> **DATASET ROWS**:
----------------------------------------
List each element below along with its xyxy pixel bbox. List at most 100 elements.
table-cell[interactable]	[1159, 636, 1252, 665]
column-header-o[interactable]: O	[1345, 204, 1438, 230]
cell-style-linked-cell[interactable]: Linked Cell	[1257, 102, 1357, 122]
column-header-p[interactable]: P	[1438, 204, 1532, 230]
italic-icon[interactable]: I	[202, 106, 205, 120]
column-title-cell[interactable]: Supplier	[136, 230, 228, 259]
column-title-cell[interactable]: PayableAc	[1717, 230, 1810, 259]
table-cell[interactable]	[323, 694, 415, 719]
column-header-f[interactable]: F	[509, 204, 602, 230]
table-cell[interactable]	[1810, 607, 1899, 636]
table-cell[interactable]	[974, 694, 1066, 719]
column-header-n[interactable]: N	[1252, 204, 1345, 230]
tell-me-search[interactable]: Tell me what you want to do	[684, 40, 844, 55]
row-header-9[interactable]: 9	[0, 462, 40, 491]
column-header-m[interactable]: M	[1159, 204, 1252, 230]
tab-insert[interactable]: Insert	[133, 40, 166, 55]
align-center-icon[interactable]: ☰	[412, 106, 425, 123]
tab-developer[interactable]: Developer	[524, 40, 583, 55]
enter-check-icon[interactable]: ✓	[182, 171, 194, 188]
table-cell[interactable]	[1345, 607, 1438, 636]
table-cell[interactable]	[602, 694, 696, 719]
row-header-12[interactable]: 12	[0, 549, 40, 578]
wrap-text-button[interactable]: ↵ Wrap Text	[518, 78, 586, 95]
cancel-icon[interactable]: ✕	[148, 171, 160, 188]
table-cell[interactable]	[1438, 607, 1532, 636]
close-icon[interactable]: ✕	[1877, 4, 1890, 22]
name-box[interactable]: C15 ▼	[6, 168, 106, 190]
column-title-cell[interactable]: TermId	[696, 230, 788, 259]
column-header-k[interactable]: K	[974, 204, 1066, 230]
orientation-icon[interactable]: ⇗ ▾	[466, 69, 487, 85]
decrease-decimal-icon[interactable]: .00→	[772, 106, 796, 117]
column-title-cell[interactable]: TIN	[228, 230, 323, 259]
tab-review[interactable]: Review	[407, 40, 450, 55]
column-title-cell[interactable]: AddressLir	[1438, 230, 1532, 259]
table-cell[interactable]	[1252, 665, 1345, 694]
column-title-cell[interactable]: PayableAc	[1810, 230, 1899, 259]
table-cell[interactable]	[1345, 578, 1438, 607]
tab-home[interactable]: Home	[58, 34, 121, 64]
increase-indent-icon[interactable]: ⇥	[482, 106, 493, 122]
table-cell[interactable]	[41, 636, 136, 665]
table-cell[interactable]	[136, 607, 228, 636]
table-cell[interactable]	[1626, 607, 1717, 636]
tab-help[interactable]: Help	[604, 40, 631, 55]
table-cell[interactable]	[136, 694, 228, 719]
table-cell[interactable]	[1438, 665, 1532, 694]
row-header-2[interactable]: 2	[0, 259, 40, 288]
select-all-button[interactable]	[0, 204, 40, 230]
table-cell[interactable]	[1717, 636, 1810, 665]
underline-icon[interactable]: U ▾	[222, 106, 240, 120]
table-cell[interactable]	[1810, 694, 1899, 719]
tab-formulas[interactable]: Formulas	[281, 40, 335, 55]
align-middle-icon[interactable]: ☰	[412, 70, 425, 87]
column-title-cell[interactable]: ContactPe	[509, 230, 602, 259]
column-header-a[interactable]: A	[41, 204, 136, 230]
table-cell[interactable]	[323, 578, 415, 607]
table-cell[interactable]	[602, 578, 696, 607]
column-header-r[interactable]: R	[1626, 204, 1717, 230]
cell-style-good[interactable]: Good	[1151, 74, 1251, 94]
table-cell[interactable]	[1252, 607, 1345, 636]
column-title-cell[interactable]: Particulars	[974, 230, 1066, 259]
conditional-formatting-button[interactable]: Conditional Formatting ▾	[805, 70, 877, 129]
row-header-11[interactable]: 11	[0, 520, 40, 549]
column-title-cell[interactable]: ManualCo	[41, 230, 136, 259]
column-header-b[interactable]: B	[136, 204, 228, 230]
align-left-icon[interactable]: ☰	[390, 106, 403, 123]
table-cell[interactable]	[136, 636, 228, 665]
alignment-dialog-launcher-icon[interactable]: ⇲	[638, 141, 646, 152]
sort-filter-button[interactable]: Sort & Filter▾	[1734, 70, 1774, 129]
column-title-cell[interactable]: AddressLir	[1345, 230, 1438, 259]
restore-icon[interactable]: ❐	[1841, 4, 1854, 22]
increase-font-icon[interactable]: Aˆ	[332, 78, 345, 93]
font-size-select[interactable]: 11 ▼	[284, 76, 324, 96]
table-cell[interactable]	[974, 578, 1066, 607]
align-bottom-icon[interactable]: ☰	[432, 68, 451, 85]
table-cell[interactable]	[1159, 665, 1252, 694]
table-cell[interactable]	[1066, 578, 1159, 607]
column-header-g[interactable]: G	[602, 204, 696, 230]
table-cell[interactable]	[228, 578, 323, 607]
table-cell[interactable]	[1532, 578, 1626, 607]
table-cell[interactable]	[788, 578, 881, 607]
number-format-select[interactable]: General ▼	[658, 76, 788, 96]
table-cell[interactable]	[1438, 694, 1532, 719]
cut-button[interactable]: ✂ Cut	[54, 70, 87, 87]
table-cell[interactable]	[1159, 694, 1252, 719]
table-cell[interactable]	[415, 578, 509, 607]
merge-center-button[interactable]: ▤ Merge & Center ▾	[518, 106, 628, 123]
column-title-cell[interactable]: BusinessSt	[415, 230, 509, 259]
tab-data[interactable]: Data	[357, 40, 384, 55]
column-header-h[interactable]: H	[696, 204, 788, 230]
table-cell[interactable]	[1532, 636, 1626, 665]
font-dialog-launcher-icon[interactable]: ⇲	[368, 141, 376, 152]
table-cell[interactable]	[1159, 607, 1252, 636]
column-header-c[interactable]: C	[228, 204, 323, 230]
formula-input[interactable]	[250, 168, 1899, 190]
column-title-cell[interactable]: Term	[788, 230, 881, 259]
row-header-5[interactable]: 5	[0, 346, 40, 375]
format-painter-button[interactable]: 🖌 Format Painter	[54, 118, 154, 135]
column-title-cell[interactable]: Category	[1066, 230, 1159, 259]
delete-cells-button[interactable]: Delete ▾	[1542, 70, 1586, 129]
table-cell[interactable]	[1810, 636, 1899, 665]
----------------------------------------
> **WHAT YOU SHOULD DO**:
Rewrite the full listing with "table-cell" changed to "grid-cell" everywhere it occurs, keeping every other character the same.

> **RESULT OF THIS TASK**:
List each element below along with its xyxy pixel bbox. List at most 100 elements.
grid-cell[interactable]	[1159, 636, 1252, 665]
column-header-o[interactable]: O	[1345, 204, 1438, 230]
cell-style-linked-cell[interactable]: Linked Cell	[1257, 102, 1357, 122]
column-header-p[interactable]: P	[1438, 204, 1532, 230]
italic-icon[interactable]: I	[202, 106, 205, 120]
column-title-cell[interactable]: Supplier	[136, 230, 228, 259]
column-title-cell[interactable]: PayableAc	[1717, 230, 1810, 259]
grid-cell[interactable]	[323, 694, 415, 719]
column-header-f[interactable]: F	[509, 204, 602, 230]
grid-cell[interactable]	[1810, 607, 1899, 636]
grid-cell[interactable]	[974, 694, 1066, 719]
column-header-n[interactable]: N	[1252, 204, 1345, 230]
tell-me-search[interactable]: Tell me what you want to do	[684, 40, 844, 55]
row-header-9[interactable]: 9	[0, 462, 40, 491]
column-header-m[interactable]: M	[1159, 204, 1252, 230]
tab-insert[interactable]: Insert	[133, 40, 166, 55]
align-center-icon[interactable]: ☰	[412, 106, 425, 123]
tab-developer[interactable]: Developer	[524, 40, 583, 55]
enter-check-icon[interactable]: ✓	[182, 171, 194, 188]
grid-cell[interactable]	[1345, 607, 1438, 636]
grid-cell[interactable]	[602, 694, 696, 719]
row-header-12[interactable]: 12	[0, 549, 40, 578]
wrap-text-button[interactable]: ↵ Wrap Text	[518, 78, 586, 95]
cancel-icon[interactable]: ✕	[148, 171, 160, 188]
grid-cell[interactable]	[1438, 607, 1532, 636]
close-icon[interactable]: ✕	[1877, 4, 1890, 22]
name-box[interactable]: C15 ▼	[6, 168, 106, 190]
column-title-cell[interactable]: TermId	[696, 230, 788, 259]
column-header-k[interactable]: K	[974, 204, 1066, 230]
orientation-icon[interactable]: ⇗ ▾	[466, 69, 487, 85]
decrease-decimal-icon[interactable]: .00→	[772, 106, 796, 117]
column-title-cell[interactable]: TIN	[228, 230, 323, 259]
tab-review[interactable]: Review	[407, 40, 450, 55]
column-title-cell[interactable]: AddressLir	[1438, 230, 1532, 259]
grid-cell[interactable]	[1252, 665, 1345, 694]
column-title-cell[interactable]: PayableAc	[1810, 230, 1899, 259]
grid-cell[interactable]	[1345, 578, 1438, 607]
tab-home[interactable]: Home	[58, 34, 121, 64]
increase-indent-icon[interactable]: ⇥	[482, 106, 493, 122]
grid-cell[interactable]	[41, 636, 136, 665]
grid-cell[interactable]	[136, 607, 228, 636]
grid-cell[interactable]	[1626, 607, 1717, 636]
tab-help[interactable]: Help	[604, 40, 631, 55]
grid-cell[interactable]	[136, 694, 228, 719]
grid-cell[interactable]	[1438, 665, 1532, 694]
row-header-2[interactable]: 2	[0, 259, 40, 288]
select-all-button[interactable]	[0, 204, 40, 230]
grid-cell[interactable]	[1717, 636, 1810, 665]
underline-icon[interactable]: U ▾	[222, 106, 240, 120]
grid-cell[interactable]	[1810, 694, 1899, 719]
tab-formulas[interactable]: Formulas	[281, 40, 335, 55]
align-middle-icon[interactable]: ☰	[412, 70, 425, 87]
column-title-cell[interactable]: ContactPe	[509, 230, 602, 259]
column-header-a[interactable]: A	[41, 204, 136, 230]
grid-cell[interactable]	[323, 578, 415, 607]
grid-cell[interactable]	[602, 578, 696, 607]
column-header-r[interactable]: R	[1626, 204, 1717, 230]
cell-style-good[interactable]: Good	[1151, 74, 1251, 94]
grid-cell[interactable]	[1252, 607, 1345, 636]
column-title-cell[interactable]: Particulars	[974, 230, 1066, 259]
conditional-formatting-button[interactable]: Conditional Formatting ▾	[805, 70, 877, 129]
row-header-11[interactable]: 11	[0, 520, 40, 549]
column-title-cell[interactable]: ManualCo	[41, 230, 136, 259]
column-header-b[interactable]: B	[136, 204, 228, 230]
align-left-icon[interactable]: ☰	[390, 106, 403, 123]
grid-cell[interactable]	[136, 636, 228, 665]
alignment-dialog-launcher-icon[interactable]: ⇲	[638, 141, 646, 152]
sort-filter-button[interactable]: Sort & Filter▾	[1734, 70, 1774, 129]
column-title-cell[interactable]: AddressLir	[1345, 230, 1438, 259]
restore-icon[interactable]: ❐	[1841, 4, 1854, 22]
increase-font-icon[interactable]: Aˆ	[332, 78, 345, 93]
font-size-select[interactable]: 11 ▼	[284, 76, 324, 96]
grid-cell[interactable]	[974, 578, 1066, 607]
align-bottom-icon[interactable]: ☰	[432, 68, 451, 85]
grid-cell[interactable]	[1159, 665, 1252, 694]
grid-cell[interactable]	[1066, 578, 1159, 607]
column-header-g[interactable]: G	[602, 204, 696, 230]
grid-cell[interactable]	[228, 578, 323, 607]
grid-cell[interactable]	[1532, 578, 1626, 607]
grid-cell[interactable]	[788, 578, 881, 607]
number-format-select[interactable]: General ▼	[658, 76, 788, 96]
grid-cell[interactable]	[1438, 694, 1532, 719]
cut-button[interactable]: ✂ Cut	[54, 70, 87, 87]
grid-cell[interactable]	[1159, 694, 1252, 719]
grid-cell[interactable]	[415, 578, 509, 607]
merge-center-button[interactable]: ▤ Merge & Center ▾	[518, 106, 628, 123]
column-title-cell[interactable]: BusinessSt	[415, 230, 509, 259]
tab-data[interactable]: Data	[357, 40, 384, 55]
column-header-h[interactable]: H	[696, 204, 788, 230]
grid-cell[interactable]	[1532, 636, 1626, 665]
font-dialog-launcher-icon[interactable]: ⇲	[368, 141, 376, 152]
grid-cell[interactable]	[1159, 607, 1252, 636]
column-header-c[interactable]: C	[228, 204, 323, 230]
formula-input[interactable]	[250, 168, 1899, 190]
column-title-cell[interactable]: Term	[788, 230, 881, 259]
row-header-5[interactable]: 5	[0, 346, 40, 375]
format-painter-button[interactable]: 🖌 Format Painter	[54, 118, 154, 135]
column-title-cell[interactable]: Category	[1066, 230, 1159, 259]
delete-cells-button[interactable]: Delete ▾	[1542, 70, 1586, 129]
grid-cell[interactable]	[1810, 636, 1899, 665]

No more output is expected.